## Your task
Write out the listing below exactly, and omit any images you find in it.

## Records supplied
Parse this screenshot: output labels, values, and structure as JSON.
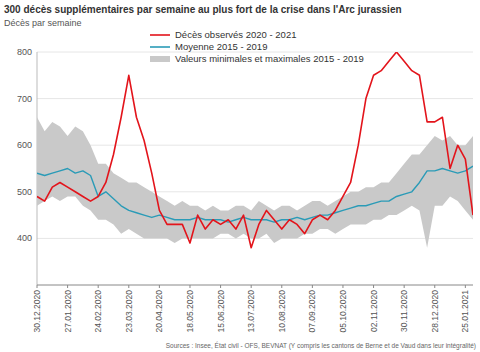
{
  "chart_data": {
    "type": "line",
    "title": "300 décès supplémentaires par semaine au plus fort de la crise dans l'Arc jurassien",
    "y_label": "Décès par semaine",
    "source": "Sources : Insee, État civil - OFS, BEVNAT (Y compris les cantons de Berne et de Vaud dans leur intégralité)",
    "categories": [
      "30.12.2020",
      null,
      null,
      null,
      "27.01.2020",
      null,
      null,
      null,
      "24.02.2020",
      null,
      null,
      null,
      "23.03.2020",
      null,
      null,
      null,
      "20.04.2020",
      null,
      null,
      null,
      "18.05.2020",
      null,
      null,
      null,
      "15.06.2020",
      null,
      null,
      null,
      "13.07.2020",
      null,
      null,
      null,
      "10.08.2020",
      null,
      null,
      null,
      "07.09.2020",
      null,
      null,
      null,
      "05.10.2020",
      null,
      null,
      null,
      "02.11.2020",
      null,
      null,
      null,
      "30.11.2020",
      null,
      null,
      null,
      "28.12.2020",
      null,
      null,
      null,
      "25.01.2021",
      null
    ],
    "ylim": [
      300,
      800
    ],
    "yticks": [
      400,
      500,
      600,
      700,
      800
    ],
    "grid": true,
    "legend": "top",
    "series": [
      {
        "name": "Décès observés 2020 - 2021",
        "color": "#e3141b",
        "type": "line",
        "values": [
          490,
          480,
          510,
          520,
          510,
          500,
          490,
          480,
          490,
          520,
          580,
          660,
          750,
          660,
          610,
          540,
          460,
          430,
          430,
          430,
          390,
          450,
          420,
          440,
          430,
          440,
          420,
          450,
          380,
          430,
          460,
          440,
          420,
          440,
          430,
          410,
          440,
          450,
          440,
          460,
          490,
          520,
          600,
          700,
          750,
          760,
          780,
          800,
          780,
          760,
          750,
          650,
          650,
          660,
          550,
          600,
          570,
          450
        ]
      },
      {
        "name": "Moyenne 2015 - 2019",
        "color": "#2a9bb7",
        "type": "line",
        "values": [
          540,
          535,
          540,
          545,
          550,
          540,
          545,
          535,
          490,
          500,
          485,
          470,
          460,
          455,
          450,
          445,
          450,
          445,
          440,
          440,
          440,
          445,
          440,
          440,
          440,
          435,
          440,
          445,
          440,
          440,
          440,
          435,
          440,
          440,
          445,
          440,
          445,
          450,
          450,
          455,
          460,
          465,
          470,
          470,
          475,
          480,
          480,
          490,
          495,
          500,
          520,
          545,
          545,
          550,
          545,
          540,
          545,
          555
        ]
      },
      {
        "name": "Valeurs minimales et maximales 2015 - 2019",
        "color": "#c9c9c9",
        "type": "band",
        "values": [
          660,
          630,
          650,
          640,
          620,
          640,
          630,
          600,
          560,
          560,
          540,
          530,
          520,
          520,
          510,
          500,
          490,
          480,
          470,
          480,
          470,
          470,
          460,
          470,
          460,
          460,
          470,
          470,
          460,
          480,
          470,
          460,
          470,
          470,
          460,
          470,
          480,
          480,
          470,
          480,
          490,
          500,
          500,
          510,
          510,
          520,
          520,
          540,
          560,
          580,
          580,
          600,
          620,
          610,
          620,
          600,
          600,
          620
        ],
        "lower": [
          470,
          480,
          490,
          480,
          490,
          490,
          470,
          460,
          440,
          440,
          430,
          410,
          420,
          410,
          400,
          400,
          400,
          400,
          390,
          400,
          400,
          400,
          400,
          400,
          410,
          410,
          400,
          410,
          400,
          400,
          410,
          390,
          400,
          400,
          400,
          410,
          410,
          420,
          420,
          410,
          420,
          430,
          430,
          430,
          440,
          440,
          450,
          450,
          460,
          470,
          460,
          380,
          470,
          470,
          490,
          480,
          460,
          440
        ]
      }
    ]
  }
}
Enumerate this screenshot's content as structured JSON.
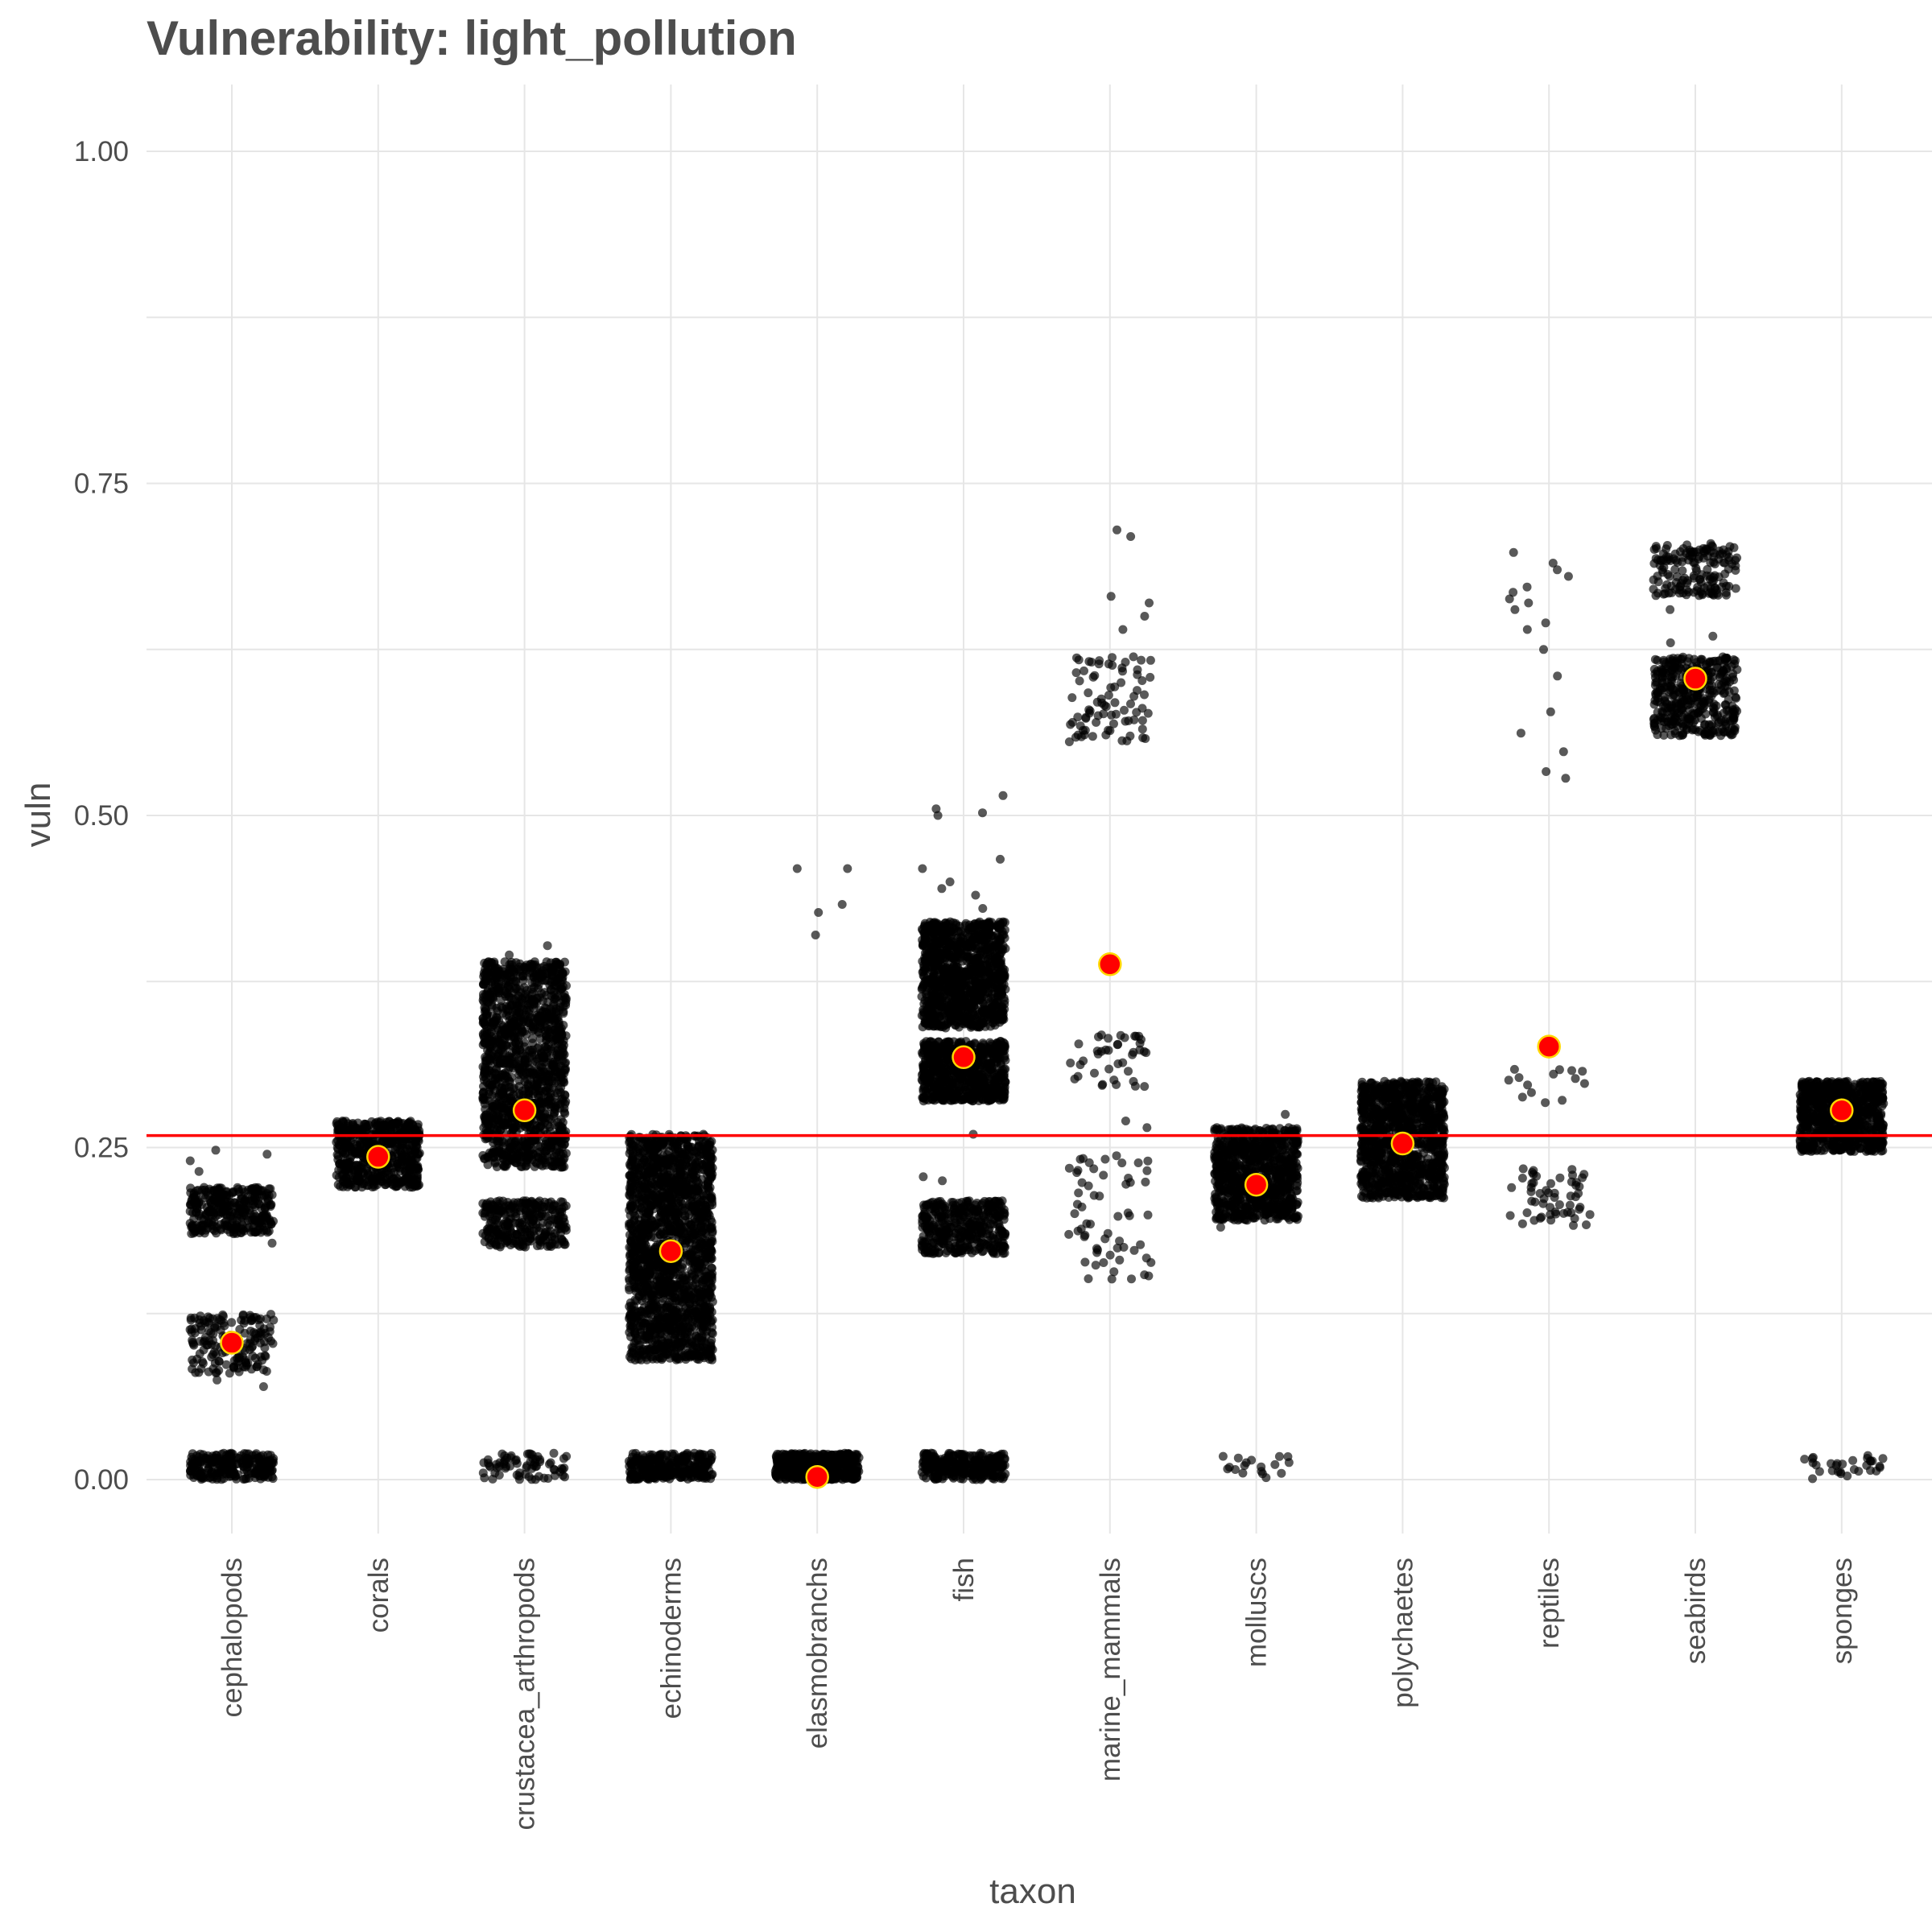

## Solved exercise
Parse this screenshot: output labels, values, and structure as JSON.
{
  "chart_data": {
    "type": "line",
    "title": "300 décès supplémentaires par semaine au plus fort de la crise dans l'Arc jurassien",
    "y_label": "Décès par semaine",
    "source": "Sources : Insee, État civil - OFS, BEVNAT (Y compris les cantons de Berne et de Vaud dans leur intégralité)",
    "categories": [
      "30.12.2020",
      null,
      null,
      null,
      "27.01.2020",
      null,
      null,
      null,
      "24.02.2020",
      null,
      null,
      null,
      "23.03.2020",
      null,
      null,
      null,
      "20.04.2020",
      null,
      null,
      null,
      "18.05.2020",
      null,
      null,
      null,
      "15.06.2020",
      null,
      null,
      null,
      "13.07.2020",
      null,
      null,
      null,
      "10.08.2020",
      null,
      null,
      null,
      "07.09.2020",
      null,
      null,
      null,
      "05.10.2020",
      null,
      null,
      null,
      "02.11.2020",
      null,
      null,
      null,
      "30.11.2020",
      null,
      null,
      null,
      "28.12.2020",
      null,
      null,
      null,
      "25.01.2021",
      null
    ],
    "ylim": [
      300,
      800
    ],
    "yticks": [
      400,
      500,
      600,
      700,
      800
    ],
    "grid": true,
    "legend": "top",
    "series": [
      {
        "name": "Décès observés 2020 - 2021",
        "color": "#e3141b",
        "type": "line",
        "values": [
          490,
          480,
          510,
          520,
          510,
          500,
          490,
          480,
          490,
          520,
          580,
          660,
          750,
          660,
          610,
          540,
          460,
          430,
          430,
          430,
          390,
          450,
          420,
          440,
          430,
          440,
          420,
          450,
          380,
          430,
          460,
          440,
          420,
          440,
          430,
          410,
          440,
          450,
          440,
          460,
          490,
          520,
          600,
          700,
          750,
          760,
          780,
          800,
          780,
          760,
          750,
          650,
          650,
          660,
          550,
          600,
          570,
          450
        ]
      },
      {
        "name": "Moyenne 2015 - 2019",
        "color": "#2a9bb7",
        "type": "line",
        "values": [
          540,
          535,
          540,
          545,
          550,
          540,
          545,
          535,
          490,
          500,
          485,
          470,
          460,
          455,
          450,
          445,
          450,
          445,
          440,
          440,
          440,
          445,
          440,
          440,
          440,
          435,
          440,
          445,
          440,
          440,
          440,
          435,
          440,
          440,
          445,
          440,
          445,
          450,
          450,
          455,
          460,
          465,
          470,
          470,
          475,
          480,
          480,
          490,
          495,
          500,
          520,
          545,
          545,
          550,
          545,
          540,
          545,
          555
        ]
      },
      {
        "name": "Valeurs minimales et maximales 2015 - 2019",
        "color": "#c9c9c9",
        "type": "band",
        "values": [
          660,
          630,
          650,
          640,
          620,
          640,
          630,
          600,
          560,
          560,
          540,
          530,
          520,
          520,
          510,
          500,
          490,
          480,
          470,
          480,
          470,
          470,
          460,
          470,
          460,
          460,
          470,
          470,
          460,
          480,
          470,
          460,
          470,
          470,
          460,
          470,
          480,
          480,
          470,
          480,
          490,
          500,
          500,
          510,
          510,
          520,
          520,
          540,
          560,
          580,
          580,
          600,
          620,
          610,
          620,
          600,
          600,
          620
        ],
        "lower": [
          470,
          480,
          490,
          480,
          490,
          490,
          470,
          460,
          440,
          440,
          430,
          410,
          420,
          410,
          400,
          400,
          400,
          400,
          390,
          400,
          400,
          400,
          400,
          400,
          410,
          410,
          400,
          410,
          400,
          400,
          410,
          390,
          400,
          400,
          400,
          410,
          410,
          420,
          420,
          410,
          420,
          430,
          430,
          430,
          440,
          440,
          450,
          450,
          460,
          470,
          460,
          380,
          470,
          470,
          490,
          480,
          460,
          440
        ]
      }
    ]
  }
}
Enumerate this screenshot's content as structured JSON.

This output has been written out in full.